__SUPPLIED PASSAGE__.

CREATE OR REPLACE TABLE `bqml_tutorial.arima_results_coeff` AS (
SELECT
  *
FROM
  ML.ARIMA_COEFFICIENTS(MODEL `bqml_tutorial.arima_model`)
);

CREATE OR REPLACE TABLE `bqml_tutorial.arima_results_evaluate` AS (
SELECT
 *
FROM
 ML.EVALUATE(MODEL `bqml_tutorial.arima_model`)
);



---



### **STEP FOUR: Doing predictions**

After evaluating the effectiveness of our model, we are ready to make predictions.

In this case we can use `ML.FORECAST` to ask BigQuery ML for a prediction.

In this case we use `FORCAST` but depending on the model we could use `PREDICT`


In [None]:
%%bigquery
SELECT 
  *
 FROM ML.FORECAST(MODEL `bqml_tutorial.arima_model`, STRUCT(90 AS horizon, 0.8 AS confidence_level))

If you are not using a jupyter notebook, you can use the pandas `read.gbq ()` function to run the query and get a result dataframe.

Applying this will give you the ability to visualize the results through matplot.

In [None]:
query_statement = """
WITH actuals AS (
SELECT 
  PARSE_TIMESTAMP("%Y-%m-%d", 
  SUBSTR(CAST(date AS STRING), 0,10)) date, 
  sum(sessions) sessions
FROM `project_id.dataset_name.table_name`
where date > '2020-12-31'
AND country = 'chile'
GROUP BY 1)

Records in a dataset
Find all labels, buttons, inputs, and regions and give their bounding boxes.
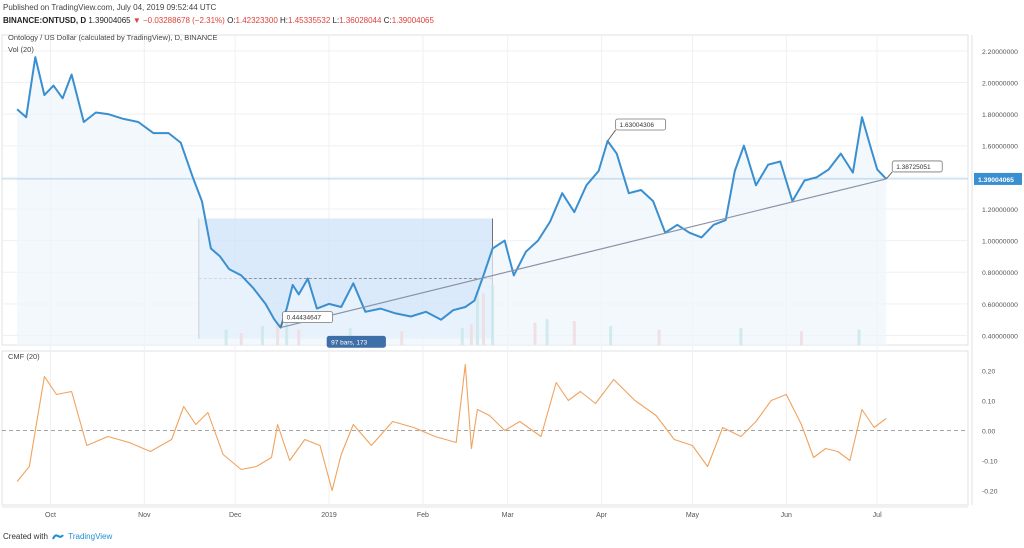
annotation-text: 0.44434647	[287, 315, 322, 322]
tradingview-brand: TradingView	[68, 532, 113, 541]
open-value: 1.42323300	[235, 16, 278, 25]
symbol-ohlc-bar: BINANCE:ONTUSD, D 1.39004065 ▼ −0.032886…	[3, 16, 434, 25]
price-pane[interactable]: 1.63004306 0.44434647 1.38725051 97 bars, 1…	[2, 56, 968, 348]
annotation-text: 1.63004306	[620, 122, 655, 129]
time-tick-label: Apr	[596, 512, 608, 519]
cmf-line[interactable]	[16, 363, 887, 492]
annotation-leader	[280, 322, 284, 328]
price-tick-label: 1.20000000	[982, 207, 1018, 214]
time-axis[interactable]: Oct Nov Dec 2019 Feb Mar Apr May Jun Jul	[2, 506, 968, 519]
time-tick-label: Feb	[417, 512, 429, 519]
price-pane-title: Ontology / US Dollar (calculated by Trad…	[8, 33, 218, 42]
price-tick-label: 2.00000000	[982, 80, 1018, 87]
price-tick-label: 2.20000000	[982, 49, 1018, 56]
cmf-tick-label: -0.20	[982, 489, 998, 496]
annotation-box[interactable]	[282, 311, 333, 324]
annotation-text: 1.38725051	[896, 164, 931, 171]
chart-labels: Ontology / US Dollar (calculated by Trad…	[8, 33, 218, 361]
cmf-pane-frame	[1, 350, 969, 506]
trendline[interactable]	[280, 178, 887, 329]
time-tick-label: Mar	[502, 512, 515, 519]
cmf-tick-label: 0.10	[982, 399, 995, 406]
price-tick-label: 0.80000000	[982, 270, 1018, 277]
time-tick-label: 2019	[321, 512, 337, 519]
footer: Created with TradingView	[3, 532, 112, 541]
low-value: 1.36028044	[339, 16, 382, 25]
close-value: 1.39004065	[391, 16, 434, 25]
last-price-badge-text: 1.39004065	[978, 177, 1014, 184]
price-axis[interactable]: 2.20000000 2.00000000 1.80000000 1.60000000…	[971, 35, 1022, 505]
annotation-box[interactable]	[326, 335, 386, 348]
time-tick-label: Jun	[781, 512, 792, 519]
annotation-box[interactable]	[615, 118, 667, 131]
created-with-label: Created with	[3, 532, 48, 541]
price-area-fill	[17, 57, 887, 345]
time-tick-label: Nov	[138, 512, 151, 519]
chart-canvas[interactable]: 1.63004306 0.44434647 1.38725051 97 bars, 1…	[0, 27, 1024, 529]
annotation-text: 97 bars, 173	[331, 339, 368, 346]
price-tick-label: 1.60000000	[982, 144, 1018, 151]
price-line[interactable]	[16, 56, 887, 329]
open-label: O:	[227, 16, 236, 25]
annotation-leader	[885, 171, 893, 180]
annotation-leader	[607, 129, 617, 142]
volume-label: Vol (20)	[8, 45, 34, 54]
close-label: C:	[383, 16, 392, 25]
time-tick-label: May	[686, 512, 700, 519]
price-tick-label: 1.80000000	[982, 112, 1018, 119]
published-caption: Published on TradingView.com, July 04, 2…	[3, 3, 217, 12]
price-change: ▼ −0.03288678 (−2.31%)	[132, 16, 225, 25]
cmf-tick-label: -0.10	[982, 459, 998, 466]
high-value: 1.45335532	[288, 16, 331, 25]
time-tick-label: Jul	[873, 512, 882, 519]
low-label: L:	[332, 16, 340, 25]
symbol-label: BINANCE:ONTUSD, D	[3, 16, 87, 25]
tradingview-logo-icon	[52, 534, 64, 540]
last-price: 1.39004065	[88, 16, 131, 25]
last-price-badge	[974, 172, 1022, 185]
price-tick-label: 1.00000000	[982, 239, 1018, 246]
price-tick-label: 0.40000000	[982, 334, 1018, 341]
cmf-tick-label: 0.00	[982, 429, 995, 436]
cmf-pane[interactable]	[2, 363, 968, 492]
price-tick-label: 0.60000000	[982, 302, 1018, 309]
time-tick-label: Dec	[229, 512, 242, 519]
high-label: H:	[280, 16, 289, 25]
cmf-tick-label: 0.20	[982, 369, 995, 376]
cmf-pane-title: CMF (20)	[8, 352, 40, 361]
annotation-box[interactable]	[891, 160, 943, 173]
time-tick-label: Oct	[45, 512, 56, 519]
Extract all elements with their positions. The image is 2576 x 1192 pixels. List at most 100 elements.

__TASKS TO PERFORM__.
- A) In the BigQuery ML forecasting tutorial, what function does step four use to request predictions from the model?
- B) Continue the BigQuery ML forecasting tutorial from its last line onward.

__ANSWERS IN ORDER__.
- A) `ML.FORECAST`

- B)
SELECT 
 forecast_timestamp,
 SUM(sessions) AS actuals,
 SUM(prediction_interval_lower_bound) AS lower_value,
 SUM(forecast_value) AS middle_value,
 SUM(prediction_interval_upper_bound) AS upper_value
 FROM ML.FORECAST(MODEL `bqml_tutorial.arima_model`, 
	STRUCT(90 AS horizon, 0.9 AS confidence_level)) as ML
 LEFT JOIN actuals AS ac 
 ON forecast_timestamp = ac.date
 GROUP BY 1
"""

dataframe = pd.read_gbq(query)


dataframe.plot(x ='forecast_timestamp’, 
		y=['actuals', 'upper_value', 'middle_value', 'lower_value’], 
		kind = 'line')

If the only thing you are looking for is to execute a query without having to write it to a dataframe, you can directly use the `QUERY` function from the BigQuery library.


You can combine this with native python functions to standardize how you write queries and automate the creation of your models.

In the section below I leave you a small example: 

In [None]:
##This is an example

query_create_model = """

CREATE MODEL IF NOT EXISTS `{dataset_name}.{model_name}`
OPTIONS(model_type='{ml_model}') AS
SELECT
  {select_condition}
FROM
  `{project_id}.{dataset_name}.{table_name}`
WHERE
  {where_condition}

"""

query_job = client.query(query_create_model.format(
                                                    dataset_name = 'your',
                                                    model_name = 'parameters',
                                                   ml_model = 'here'))
print(query_job.result())


query_create_model.format()